- [WORK INSTRUCTIONS]
Take the listing and print it in full, exactly as given.

- [ITEMS]
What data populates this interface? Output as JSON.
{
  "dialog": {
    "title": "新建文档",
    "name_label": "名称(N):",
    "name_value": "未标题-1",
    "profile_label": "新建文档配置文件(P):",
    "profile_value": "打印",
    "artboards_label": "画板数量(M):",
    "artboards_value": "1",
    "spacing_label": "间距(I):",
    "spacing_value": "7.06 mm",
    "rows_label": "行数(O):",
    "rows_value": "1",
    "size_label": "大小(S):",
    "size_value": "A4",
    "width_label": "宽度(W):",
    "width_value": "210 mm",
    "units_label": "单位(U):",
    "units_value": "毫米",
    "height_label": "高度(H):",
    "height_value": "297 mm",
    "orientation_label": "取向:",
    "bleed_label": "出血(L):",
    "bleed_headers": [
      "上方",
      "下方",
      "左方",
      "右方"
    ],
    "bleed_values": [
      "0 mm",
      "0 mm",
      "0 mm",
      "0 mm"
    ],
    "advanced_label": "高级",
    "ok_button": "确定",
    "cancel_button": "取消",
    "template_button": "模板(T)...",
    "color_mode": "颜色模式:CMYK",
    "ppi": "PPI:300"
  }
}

- [EXERCISE RESPONSE]
What data populates this interface? Output as JSON.
{
  "dialog": {
    "title": "新建文档",
    "name_label": "名称(N):",
    "name_value": "未标题-1",
    "profile_label": "新建文档配置文件(P):",
    "profile_value": "打印",
    "artboards_label": "画板数量(M):",
    "artboards_value": "1",
    "spacing_label": "间距(I):",
    "spacing_value": "7.06 mm",
    "rows_label": "行数(O):",
    "rows_value": "1",
    "size_label": "大小(S):",
    "size_value": "A4",
    "width_label": "宽度(W):",
    "width_value": "210 mm",
    "units_label": "单位(U):",
    "units_value": "毫米",
    "height_label": "高度(H):",
    "height_value": "297 mm",
    "orientation_label": "取向:",
    "bleed_label": "出血(L):",
    "bleed_headers": [
      "上方",
      "下方",
      "左方",
      "右方"
    ],
    "bleed_values": [
      "0 mm",
      "0 mm",
      "0 mm",
      "0 mm"
    ],
    "advanced_label": "高级",
    "ok_button": "确定",
    "cancel_button": "取消",
    "template_button": "模板(T)...",
    "color_mode": "颜色模式:CMYK",
    "ppi": "PPI:300"
  }
}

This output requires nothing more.